Records excerpted from a collection:
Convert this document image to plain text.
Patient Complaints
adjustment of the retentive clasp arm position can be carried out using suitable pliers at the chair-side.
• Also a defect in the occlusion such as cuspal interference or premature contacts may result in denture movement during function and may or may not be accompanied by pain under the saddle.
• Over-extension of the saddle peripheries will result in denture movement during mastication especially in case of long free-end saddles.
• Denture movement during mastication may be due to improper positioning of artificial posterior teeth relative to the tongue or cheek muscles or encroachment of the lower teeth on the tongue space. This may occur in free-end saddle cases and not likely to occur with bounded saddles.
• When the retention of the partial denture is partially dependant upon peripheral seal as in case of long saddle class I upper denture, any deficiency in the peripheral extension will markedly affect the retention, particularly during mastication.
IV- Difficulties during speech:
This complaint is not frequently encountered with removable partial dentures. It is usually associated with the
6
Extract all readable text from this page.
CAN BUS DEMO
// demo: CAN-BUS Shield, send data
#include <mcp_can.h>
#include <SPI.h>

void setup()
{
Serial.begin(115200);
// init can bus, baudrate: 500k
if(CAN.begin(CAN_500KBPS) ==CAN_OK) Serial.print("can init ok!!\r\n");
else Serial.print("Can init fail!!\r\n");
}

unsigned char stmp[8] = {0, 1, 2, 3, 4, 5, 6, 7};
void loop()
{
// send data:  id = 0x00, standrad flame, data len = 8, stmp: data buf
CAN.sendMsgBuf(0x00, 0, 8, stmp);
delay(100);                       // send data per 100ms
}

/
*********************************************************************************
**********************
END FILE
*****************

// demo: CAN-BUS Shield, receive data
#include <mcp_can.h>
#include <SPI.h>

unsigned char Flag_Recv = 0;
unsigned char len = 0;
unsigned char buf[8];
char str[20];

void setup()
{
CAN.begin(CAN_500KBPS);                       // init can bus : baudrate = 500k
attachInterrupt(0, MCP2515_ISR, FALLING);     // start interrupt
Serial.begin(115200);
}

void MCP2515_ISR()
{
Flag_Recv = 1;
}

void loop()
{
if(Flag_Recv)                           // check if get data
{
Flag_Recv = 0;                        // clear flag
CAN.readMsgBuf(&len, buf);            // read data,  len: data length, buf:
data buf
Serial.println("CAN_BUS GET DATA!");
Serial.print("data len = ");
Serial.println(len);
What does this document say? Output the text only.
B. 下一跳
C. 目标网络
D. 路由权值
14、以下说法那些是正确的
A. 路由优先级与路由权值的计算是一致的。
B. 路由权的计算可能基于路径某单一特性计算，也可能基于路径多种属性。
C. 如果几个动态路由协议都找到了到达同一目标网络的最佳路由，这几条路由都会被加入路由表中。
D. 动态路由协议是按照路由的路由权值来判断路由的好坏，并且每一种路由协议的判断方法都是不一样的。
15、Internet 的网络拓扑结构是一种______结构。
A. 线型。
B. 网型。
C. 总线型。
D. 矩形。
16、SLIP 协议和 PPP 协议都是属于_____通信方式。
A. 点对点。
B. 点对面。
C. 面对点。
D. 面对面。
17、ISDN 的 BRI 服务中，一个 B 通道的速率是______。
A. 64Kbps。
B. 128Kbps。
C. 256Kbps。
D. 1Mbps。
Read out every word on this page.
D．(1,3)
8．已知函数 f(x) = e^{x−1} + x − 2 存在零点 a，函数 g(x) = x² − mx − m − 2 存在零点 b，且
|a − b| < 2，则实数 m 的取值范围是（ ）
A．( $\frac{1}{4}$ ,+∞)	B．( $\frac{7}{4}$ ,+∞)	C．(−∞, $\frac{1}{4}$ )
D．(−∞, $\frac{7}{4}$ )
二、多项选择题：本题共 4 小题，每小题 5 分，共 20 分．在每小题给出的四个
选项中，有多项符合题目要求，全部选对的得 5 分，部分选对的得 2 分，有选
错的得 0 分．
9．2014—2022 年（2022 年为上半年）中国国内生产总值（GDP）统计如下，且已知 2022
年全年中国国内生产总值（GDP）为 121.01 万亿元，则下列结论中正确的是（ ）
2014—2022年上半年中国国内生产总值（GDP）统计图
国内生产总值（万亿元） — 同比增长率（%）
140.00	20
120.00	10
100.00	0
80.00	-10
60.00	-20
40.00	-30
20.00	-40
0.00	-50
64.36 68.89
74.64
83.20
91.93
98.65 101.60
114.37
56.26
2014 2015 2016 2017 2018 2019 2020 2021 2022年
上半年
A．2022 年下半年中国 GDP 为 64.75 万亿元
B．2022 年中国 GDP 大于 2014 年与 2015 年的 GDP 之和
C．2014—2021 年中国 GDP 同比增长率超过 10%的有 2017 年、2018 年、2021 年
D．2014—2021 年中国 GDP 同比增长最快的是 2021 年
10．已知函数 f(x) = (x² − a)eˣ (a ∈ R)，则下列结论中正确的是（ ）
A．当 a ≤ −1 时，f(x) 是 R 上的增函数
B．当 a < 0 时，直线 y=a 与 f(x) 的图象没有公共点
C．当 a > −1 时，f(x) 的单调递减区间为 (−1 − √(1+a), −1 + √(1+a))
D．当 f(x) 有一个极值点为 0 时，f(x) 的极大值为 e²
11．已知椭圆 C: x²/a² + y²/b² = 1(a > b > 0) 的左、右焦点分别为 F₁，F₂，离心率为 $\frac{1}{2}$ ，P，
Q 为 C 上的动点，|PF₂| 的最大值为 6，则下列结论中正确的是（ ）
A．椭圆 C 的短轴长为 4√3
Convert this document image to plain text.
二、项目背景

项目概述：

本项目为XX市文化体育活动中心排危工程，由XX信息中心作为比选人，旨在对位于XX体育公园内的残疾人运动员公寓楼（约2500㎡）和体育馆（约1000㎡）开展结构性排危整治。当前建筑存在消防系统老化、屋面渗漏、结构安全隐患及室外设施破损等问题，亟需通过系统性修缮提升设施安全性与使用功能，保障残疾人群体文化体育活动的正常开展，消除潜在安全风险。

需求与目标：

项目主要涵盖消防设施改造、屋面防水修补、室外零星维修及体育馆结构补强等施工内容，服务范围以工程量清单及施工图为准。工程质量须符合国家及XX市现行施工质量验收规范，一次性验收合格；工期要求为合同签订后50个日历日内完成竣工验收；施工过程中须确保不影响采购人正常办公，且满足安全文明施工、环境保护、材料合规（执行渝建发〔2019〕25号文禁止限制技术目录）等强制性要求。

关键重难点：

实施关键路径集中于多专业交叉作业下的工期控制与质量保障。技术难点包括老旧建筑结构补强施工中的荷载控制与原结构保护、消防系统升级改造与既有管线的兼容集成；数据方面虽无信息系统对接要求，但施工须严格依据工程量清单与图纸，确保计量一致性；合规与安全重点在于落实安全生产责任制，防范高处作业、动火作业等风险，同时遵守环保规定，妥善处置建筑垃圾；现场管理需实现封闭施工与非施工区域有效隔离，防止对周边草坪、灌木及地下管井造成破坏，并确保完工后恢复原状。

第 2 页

• **REQUIREMENT**: Count the lines of the data that include the string "Shield", and give only that number.

• **WRITTEN RESPONSE**: 2